## Begin

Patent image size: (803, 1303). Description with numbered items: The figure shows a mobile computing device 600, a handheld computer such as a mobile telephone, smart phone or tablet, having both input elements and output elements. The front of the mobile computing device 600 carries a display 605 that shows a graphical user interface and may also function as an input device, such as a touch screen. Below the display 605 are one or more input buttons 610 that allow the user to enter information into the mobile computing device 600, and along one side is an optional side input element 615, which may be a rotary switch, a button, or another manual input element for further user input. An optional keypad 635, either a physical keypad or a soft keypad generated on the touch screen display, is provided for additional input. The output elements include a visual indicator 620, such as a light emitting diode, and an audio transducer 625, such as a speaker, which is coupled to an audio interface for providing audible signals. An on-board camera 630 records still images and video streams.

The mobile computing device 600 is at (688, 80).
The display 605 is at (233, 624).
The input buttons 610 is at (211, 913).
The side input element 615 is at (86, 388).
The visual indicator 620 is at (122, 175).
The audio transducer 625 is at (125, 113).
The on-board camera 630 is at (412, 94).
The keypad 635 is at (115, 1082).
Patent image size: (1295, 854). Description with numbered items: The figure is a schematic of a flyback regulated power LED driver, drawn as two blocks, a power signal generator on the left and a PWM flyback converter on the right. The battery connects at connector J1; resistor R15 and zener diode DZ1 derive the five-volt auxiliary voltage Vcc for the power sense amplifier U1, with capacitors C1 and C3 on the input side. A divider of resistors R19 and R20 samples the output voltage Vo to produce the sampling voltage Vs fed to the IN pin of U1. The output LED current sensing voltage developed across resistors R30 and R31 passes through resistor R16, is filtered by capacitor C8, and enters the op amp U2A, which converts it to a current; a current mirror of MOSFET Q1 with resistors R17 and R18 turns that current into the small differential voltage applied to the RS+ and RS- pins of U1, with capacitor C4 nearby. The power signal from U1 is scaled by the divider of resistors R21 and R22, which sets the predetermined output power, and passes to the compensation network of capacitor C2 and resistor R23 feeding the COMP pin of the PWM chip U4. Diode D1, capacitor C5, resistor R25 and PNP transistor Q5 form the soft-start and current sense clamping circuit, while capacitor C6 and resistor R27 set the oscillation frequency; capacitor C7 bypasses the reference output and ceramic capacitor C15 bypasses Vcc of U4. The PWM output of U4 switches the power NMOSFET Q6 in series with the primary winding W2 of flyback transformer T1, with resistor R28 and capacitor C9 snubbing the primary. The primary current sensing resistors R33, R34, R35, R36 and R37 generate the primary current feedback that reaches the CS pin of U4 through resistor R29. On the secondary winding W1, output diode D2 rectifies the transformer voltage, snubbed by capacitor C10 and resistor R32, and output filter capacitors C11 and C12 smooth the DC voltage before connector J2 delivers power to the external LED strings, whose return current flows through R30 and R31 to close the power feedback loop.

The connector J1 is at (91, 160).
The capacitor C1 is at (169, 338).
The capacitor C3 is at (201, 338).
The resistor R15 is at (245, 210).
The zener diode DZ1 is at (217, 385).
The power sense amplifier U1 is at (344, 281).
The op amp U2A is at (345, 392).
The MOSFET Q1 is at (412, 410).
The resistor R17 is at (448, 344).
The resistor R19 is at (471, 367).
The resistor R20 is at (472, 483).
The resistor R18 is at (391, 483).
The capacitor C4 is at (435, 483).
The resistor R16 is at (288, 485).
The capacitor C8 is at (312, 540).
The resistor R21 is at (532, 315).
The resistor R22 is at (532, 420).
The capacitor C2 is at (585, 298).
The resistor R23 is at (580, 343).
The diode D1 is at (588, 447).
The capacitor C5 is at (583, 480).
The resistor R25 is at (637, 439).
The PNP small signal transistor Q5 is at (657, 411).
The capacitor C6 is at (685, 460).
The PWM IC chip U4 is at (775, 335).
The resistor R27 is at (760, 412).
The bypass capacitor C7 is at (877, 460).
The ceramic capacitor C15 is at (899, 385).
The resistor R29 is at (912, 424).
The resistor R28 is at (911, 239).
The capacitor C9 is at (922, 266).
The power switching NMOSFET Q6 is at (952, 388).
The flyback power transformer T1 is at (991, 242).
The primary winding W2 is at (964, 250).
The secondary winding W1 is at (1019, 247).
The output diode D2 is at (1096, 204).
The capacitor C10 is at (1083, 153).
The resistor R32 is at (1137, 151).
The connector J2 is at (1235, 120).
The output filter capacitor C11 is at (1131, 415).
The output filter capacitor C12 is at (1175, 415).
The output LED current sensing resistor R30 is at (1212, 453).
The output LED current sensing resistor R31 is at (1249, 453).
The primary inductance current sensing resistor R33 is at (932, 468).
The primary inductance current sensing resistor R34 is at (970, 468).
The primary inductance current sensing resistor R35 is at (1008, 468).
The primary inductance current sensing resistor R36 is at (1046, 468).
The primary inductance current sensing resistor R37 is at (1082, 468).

## End

▶ **EXERCISE DETAILS**
Format the listing above as a JSON list of strings, with one string for each line and the blank lines omitted.

▶ **FULL RESPONSE**
[
  "Patent image size: (803, 1303). Description with numbered items: The figure shows a mobile computing device 600, a handheld computer such as a mobile telephone, smart phone or tablet, having both input elements and output elements. The front of the mobile computing device 600 carries a display 605 that shows a graphical user interface and may also function as an input device, such as a touch screen. Below the display 605 are one or more input buttons 610 that allow the user to enter information into the mobile computing device 600, and along one side is an optional side input element 615, which may be a rotary switch, a button, or another manual input element for further user input. An optional keypad 635, either a physical keypad or a soft keypad generated on the touch screen display, is provided for additional input. The output elements include a visual indicator 620, such as a light emitting diode, and an audio transducer 625, such as a speaker, which is coupled to an audio interface for providing audible signals. An on-board camera 630 records still images and video streams.",
  "The mobile computing device 600 is at (688, 80).",
  "The display 605 is at (233, 624).",
  "The input buttons 610 is at (211, 913).",
  "The side input element 615 is at (86, 388).",
  "The visual indicator 620 is at (122, 175).",
  "The audio transducer 625 is at (125, 113).",
  "The on-board camera 630 is at (412, 94).",
  "The keypad 635 is at (115, 1082).",
  "Patent image size: (1295, 854). Description with numbered items: The figure is a schematic of a flyback regulated power LED driver, drawn as two blocks, a power signal generator on the left and a PWM flyback converter on the right. The battery connects at connector J1; resistor R15 and zener diode DZ1 derive the five-volt auxiliary voltage Vcc for the power sense amplifier U1, with capacitors C1 and C3 on the input side. A divider of resistors R19 and R20 samples the output voltage Vo to produce the sampling voltage Vs fed to the IN pin of U1. The output LED current sensing voltage developed across resistors R30 and R31 passes through resistor R16, is filtered by capacitor C8, and enters the op amp U2A, which converts it to a current; a current mirror of MOSFET Q1 with resistors R17 and R18 turns that current into the small differential voltage applied to the RS+ and RS- pins of U1, with capacitor C4 nearby. The power signal from U1 is scaled by the divider of resistors R21 and R22, which sets the predetermined output power, and passes to the compensation network of capacitor C2 and resistor R23 feeding the COMP pin of the PWM chip U4. Diode D1, capacitor C5, resistor R25 and PNP transistor Q5 form the soft-start and current sense clamping circuit, while capacitor C6 and resistor R27 set the oscillation frequency; capacitor C7 bypasses the reference output and ceramic capacitor C15 bypasses Vcc of U4. The PWM output of U4 switches the power NMOSFET Q6 in series with the primary winding W2 of flyback transformer T1, with resistor R28 and capacitor C9 snubbing the primary. The primary current sensing resistors R33, R34, R35, R36 and R37 generate the primary current feedback that reaches the CS pin of U4 through resistor R29. On the secondary winding W1, output diode D2 rectifies the transformer voltage, snubbed by capacitor C10 and resistor R32, and output filter capacitors C11 and C12 smooth the DC voltage before connector J2 delivers power to the external LED strings, whose return current flows through R30 and R31 to close the power feedback loop.",
  "The connector J1 is at (91, 160).",
  "The capacitor C1 is at (169, 338).",
  "The capacitor C3 is at (201, 338).",
  "The resistor R15 is at (245, 210).",
  "The zener diode DZ1 is at (217, 385).",
  "The power sense amplifier U1 is at (344, 281).",
  "The op amp U2A is at (345, 392).",
  "The MOSFET Q1 is at (412, 410).",
  "The resistor R17 is at (448, 344).",
  "The resistor R19 is at (471, 367).",
  "The resistor R20 is at (472, 483).",
  "The resistor R18 is at (391, 483).",
  "The capacitor C4 is at (435, 483).",
  "The resistor R16 is at (288, 485).",
  "The capacitor C8 is at (312, 540).",
  "The resistor R21 is at (532, 315).",
  "The resistor R22 is at (532, 420).",
  "The capacitor C2 is at (585, 298).",
  "The resistor R23 is at (580, 343).",
  "The diode D1 is at (588, 447).",
  "The capacitor C5 is at (583, 480).",
  "The resistor R25 is at (637, 439).",
  "The PNP small signal transistor Q5 is at (657, 411).",
  "The capacitor C6 is at (685, 460).",
  "The PWM IC chip U4 is at (775, 335).",
  "The resistor R27 is at (760, 412).",
  "The bypass capacitor C7 is at (877, 460).",
  "The ceramic capacitor C15 is at (899, 385).",
  "The resistor R29 is at (912, 424).",
  "The resistor R28 is at (911, 239).",
  "The capacitor C9 is at (922, 266).",
  "The power switching NMOSFET Q6 is at (952, 388).",
  "The flyback power transformer T1 is at (991, 242).",
  "The primary winding W2 is at (964, 250).",
  "The secondary winding W1 is at (1019, 247).",
  "The output diode D2 is at (1096, 204).",
  "The capacitor C10 is at (1083, 153).",
  "The resistor R32 is at (1137, 151).",
  "The connector J2 is at (1235, 120).",
  "The output filter capacitor C11 is at (1131, 415).",
  "The output filter capacitor C12 is at (1175, 415).",
  "The output LED current sensing resistor R30 is at (1212, 453).",
  "The output LED current sensing resistor R31 is at (1249, 453).",
  "The primary inductance current sensing resistor R33 is at (932, 468).",
  "The primary inductance current sensing resistor R34 is at (970, 468).",
  "The primary inductance current sensing resistor R35 is at (1008, 468).",
  "The primary inductance current sensing resistor R36 is at (1046, 468).",
  "The primary inductance current sensing resistor R37 is at (1082, 468)."
]